PROMPT: Return, from the material below, each line in which the word "manually" is present.
:: DATA RECORDS ::
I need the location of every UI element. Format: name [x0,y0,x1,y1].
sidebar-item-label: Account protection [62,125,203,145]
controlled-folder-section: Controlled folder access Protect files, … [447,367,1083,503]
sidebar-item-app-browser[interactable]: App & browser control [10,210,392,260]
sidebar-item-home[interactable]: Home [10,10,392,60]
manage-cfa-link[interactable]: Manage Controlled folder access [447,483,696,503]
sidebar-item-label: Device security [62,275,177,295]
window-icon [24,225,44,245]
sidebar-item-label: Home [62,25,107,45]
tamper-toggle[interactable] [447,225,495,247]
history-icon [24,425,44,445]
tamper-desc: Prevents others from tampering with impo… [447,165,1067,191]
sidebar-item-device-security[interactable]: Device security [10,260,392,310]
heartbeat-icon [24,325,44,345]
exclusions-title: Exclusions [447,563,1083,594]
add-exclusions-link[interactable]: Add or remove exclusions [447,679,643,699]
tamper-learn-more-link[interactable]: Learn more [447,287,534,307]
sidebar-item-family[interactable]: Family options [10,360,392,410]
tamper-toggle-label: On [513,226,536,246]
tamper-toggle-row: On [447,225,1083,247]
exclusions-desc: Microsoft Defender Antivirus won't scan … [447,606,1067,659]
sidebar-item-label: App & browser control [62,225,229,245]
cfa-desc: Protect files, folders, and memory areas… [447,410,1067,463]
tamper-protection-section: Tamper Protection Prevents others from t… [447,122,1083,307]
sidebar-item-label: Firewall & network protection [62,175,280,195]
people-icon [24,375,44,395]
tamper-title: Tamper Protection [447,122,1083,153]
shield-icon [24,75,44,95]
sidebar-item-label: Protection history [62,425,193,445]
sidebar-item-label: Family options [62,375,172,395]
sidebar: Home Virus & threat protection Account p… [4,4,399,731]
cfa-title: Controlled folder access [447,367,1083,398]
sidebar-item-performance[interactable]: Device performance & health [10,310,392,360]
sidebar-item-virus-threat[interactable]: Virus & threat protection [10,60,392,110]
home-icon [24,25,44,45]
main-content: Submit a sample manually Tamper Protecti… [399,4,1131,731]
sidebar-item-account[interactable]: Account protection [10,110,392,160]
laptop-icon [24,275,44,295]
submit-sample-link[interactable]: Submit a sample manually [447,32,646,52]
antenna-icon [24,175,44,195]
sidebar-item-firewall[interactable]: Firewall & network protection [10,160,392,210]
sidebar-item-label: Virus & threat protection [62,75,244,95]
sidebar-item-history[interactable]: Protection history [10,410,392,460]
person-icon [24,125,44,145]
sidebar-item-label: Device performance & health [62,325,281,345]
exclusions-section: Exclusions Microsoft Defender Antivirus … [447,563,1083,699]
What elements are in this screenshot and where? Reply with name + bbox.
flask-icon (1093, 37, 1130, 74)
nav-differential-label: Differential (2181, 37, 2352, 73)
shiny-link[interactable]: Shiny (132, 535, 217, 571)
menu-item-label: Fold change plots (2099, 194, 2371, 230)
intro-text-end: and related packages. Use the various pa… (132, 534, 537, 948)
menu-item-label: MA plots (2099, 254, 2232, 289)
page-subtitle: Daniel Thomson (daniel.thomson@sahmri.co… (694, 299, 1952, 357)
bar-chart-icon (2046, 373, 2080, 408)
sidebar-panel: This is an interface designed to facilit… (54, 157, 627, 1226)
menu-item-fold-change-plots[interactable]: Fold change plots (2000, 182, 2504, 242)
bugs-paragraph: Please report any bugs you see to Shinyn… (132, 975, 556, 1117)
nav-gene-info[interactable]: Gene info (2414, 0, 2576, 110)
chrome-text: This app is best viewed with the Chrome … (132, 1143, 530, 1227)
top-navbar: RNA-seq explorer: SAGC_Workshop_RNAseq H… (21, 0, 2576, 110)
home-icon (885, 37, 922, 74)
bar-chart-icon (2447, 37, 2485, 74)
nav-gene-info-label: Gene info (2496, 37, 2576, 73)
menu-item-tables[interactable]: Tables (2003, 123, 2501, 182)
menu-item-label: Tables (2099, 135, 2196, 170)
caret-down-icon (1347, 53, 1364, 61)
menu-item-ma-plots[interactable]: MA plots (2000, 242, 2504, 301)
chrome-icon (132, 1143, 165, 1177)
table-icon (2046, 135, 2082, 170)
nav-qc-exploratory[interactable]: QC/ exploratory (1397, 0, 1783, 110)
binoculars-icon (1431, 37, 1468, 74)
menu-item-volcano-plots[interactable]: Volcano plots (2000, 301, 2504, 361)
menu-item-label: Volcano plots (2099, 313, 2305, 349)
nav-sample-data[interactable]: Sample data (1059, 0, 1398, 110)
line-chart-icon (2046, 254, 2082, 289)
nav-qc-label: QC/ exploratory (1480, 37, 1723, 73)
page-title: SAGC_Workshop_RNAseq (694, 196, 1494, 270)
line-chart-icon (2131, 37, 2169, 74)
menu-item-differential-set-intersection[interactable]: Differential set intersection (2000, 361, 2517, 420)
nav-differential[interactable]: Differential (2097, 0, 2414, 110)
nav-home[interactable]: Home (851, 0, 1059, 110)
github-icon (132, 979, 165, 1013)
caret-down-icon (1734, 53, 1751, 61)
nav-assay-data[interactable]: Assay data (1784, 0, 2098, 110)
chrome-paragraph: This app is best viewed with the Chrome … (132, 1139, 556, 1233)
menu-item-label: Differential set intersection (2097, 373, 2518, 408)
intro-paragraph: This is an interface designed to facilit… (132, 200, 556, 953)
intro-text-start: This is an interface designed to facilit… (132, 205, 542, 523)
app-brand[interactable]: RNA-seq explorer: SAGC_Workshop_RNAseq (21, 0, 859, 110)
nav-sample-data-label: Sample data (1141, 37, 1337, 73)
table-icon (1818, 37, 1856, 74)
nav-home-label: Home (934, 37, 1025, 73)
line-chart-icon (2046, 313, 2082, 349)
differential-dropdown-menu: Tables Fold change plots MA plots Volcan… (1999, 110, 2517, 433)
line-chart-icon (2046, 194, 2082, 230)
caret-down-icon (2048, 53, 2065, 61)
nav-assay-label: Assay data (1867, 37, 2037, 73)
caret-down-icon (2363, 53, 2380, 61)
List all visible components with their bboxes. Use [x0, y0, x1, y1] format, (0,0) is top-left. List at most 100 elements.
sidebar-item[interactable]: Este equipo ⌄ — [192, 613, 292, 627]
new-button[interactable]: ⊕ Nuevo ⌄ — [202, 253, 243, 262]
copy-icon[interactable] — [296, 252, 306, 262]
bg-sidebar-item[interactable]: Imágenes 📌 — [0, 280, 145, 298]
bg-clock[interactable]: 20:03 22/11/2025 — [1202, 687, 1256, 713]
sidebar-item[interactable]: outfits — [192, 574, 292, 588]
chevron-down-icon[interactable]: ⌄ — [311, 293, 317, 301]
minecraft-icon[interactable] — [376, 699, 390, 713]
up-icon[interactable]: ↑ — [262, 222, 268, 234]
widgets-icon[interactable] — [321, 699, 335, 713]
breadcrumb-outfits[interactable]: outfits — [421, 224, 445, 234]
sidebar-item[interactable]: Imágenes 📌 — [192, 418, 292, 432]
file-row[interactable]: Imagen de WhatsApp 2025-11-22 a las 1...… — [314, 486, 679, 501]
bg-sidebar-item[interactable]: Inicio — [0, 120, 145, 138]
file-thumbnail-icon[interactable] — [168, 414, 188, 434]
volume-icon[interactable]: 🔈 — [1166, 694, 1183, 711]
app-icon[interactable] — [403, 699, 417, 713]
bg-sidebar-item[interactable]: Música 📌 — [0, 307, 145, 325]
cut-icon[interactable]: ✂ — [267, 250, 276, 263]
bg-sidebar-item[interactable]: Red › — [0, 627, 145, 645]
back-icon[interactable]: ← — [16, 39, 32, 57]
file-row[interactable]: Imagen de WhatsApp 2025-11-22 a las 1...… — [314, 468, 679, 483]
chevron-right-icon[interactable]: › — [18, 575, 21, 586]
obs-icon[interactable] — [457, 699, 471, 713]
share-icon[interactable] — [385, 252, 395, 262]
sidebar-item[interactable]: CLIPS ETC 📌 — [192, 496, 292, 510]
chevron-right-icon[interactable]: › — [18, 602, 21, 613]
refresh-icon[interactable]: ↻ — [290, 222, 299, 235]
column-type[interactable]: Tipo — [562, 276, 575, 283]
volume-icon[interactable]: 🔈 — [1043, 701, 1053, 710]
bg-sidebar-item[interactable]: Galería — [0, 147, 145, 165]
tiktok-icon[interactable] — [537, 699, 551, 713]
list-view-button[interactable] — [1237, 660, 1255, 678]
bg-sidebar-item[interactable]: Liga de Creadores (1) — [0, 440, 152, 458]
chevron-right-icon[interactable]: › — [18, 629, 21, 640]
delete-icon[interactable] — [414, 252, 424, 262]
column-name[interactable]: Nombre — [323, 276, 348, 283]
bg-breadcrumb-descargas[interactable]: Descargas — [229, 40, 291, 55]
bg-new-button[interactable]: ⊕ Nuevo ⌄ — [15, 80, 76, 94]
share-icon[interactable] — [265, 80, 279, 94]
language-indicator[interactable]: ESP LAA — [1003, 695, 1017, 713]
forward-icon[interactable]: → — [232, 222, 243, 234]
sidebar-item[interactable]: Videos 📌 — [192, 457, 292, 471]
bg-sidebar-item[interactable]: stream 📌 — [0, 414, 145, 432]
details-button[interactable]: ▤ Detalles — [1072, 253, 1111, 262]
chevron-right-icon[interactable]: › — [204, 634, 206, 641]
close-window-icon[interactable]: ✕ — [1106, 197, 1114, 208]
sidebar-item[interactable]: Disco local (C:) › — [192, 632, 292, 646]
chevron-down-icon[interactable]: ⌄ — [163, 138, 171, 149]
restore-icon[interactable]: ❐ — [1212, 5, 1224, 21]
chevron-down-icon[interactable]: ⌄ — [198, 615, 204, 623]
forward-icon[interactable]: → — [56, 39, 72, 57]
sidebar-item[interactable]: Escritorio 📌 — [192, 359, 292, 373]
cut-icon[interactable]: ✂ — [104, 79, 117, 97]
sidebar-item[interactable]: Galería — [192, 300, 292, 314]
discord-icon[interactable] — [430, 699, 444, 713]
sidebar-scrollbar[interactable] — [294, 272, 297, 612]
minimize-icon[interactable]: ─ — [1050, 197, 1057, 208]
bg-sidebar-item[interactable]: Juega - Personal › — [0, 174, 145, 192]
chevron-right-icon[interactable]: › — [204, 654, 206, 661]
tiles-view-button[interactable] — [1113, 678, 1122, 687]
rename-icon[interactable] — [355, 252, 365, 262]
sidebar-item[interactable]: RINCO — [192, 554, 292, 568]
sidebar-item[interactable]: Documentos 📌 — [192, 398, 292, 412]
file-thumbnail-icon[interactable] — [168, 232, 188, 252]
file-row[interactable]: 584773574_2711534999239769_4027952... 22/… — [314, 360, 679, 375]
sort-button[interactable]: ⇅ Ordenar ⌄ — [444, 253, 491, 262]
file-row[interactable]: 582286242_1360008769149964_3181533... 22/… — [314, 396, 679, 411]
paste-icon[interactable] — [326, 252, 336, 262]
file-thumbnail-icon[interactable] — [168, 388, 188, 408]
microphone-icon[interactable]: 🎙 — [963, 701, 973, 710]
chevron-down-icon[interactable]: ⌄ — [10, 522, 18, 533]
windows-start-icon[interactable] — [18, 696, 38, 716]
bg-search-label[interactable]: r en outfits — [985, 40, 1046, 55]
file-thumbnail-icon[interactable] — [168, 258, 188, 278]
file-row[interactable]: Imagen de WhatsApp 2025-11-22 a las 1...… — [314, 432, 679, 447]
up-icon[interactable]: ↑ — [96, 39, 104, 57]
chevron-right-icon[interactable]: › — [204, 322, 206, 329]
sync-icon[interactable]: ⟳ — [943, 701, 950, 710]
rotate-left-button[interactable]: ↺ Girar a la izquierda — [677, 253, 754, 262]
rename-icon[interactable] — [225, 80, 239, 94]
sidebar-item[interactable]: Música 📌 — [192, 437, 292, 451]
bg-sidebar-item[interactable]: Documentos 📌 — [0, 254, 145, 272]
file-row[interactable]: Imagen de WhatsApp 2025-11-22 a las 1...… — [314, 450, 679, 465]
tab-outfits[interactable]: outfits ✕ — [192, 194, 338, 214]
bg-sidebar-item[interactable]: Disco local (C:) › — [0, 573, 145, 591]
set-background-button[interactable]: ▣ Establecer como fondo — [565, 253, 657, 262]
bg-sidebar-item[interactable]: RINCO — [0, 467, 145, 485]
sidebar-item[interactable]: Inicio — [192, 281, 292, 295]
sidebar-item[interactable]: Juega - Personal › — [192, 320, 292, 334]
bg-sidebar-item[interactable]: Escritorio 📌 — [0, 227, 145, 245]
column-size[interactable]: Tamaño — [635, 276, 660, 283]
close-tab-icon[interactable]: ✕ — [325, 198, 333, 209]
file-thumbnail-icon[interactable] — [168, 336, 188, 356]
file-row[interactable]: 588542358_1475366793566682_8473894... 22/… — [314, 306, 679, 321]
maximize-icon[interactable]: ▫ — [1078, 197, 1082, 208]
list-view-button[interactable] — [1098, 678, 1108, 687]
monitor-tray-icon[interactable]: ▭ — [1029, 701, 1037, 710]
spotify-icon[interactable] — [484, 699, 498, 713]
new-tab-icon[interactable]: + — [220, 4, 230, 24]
:::
EXERCISE RESULT:
main-content: Submit a sample manually Tamper Protecti… [399,4,1131,731]
submit-sample-link[interactable]: Submit a sample manually [447,32,646,52]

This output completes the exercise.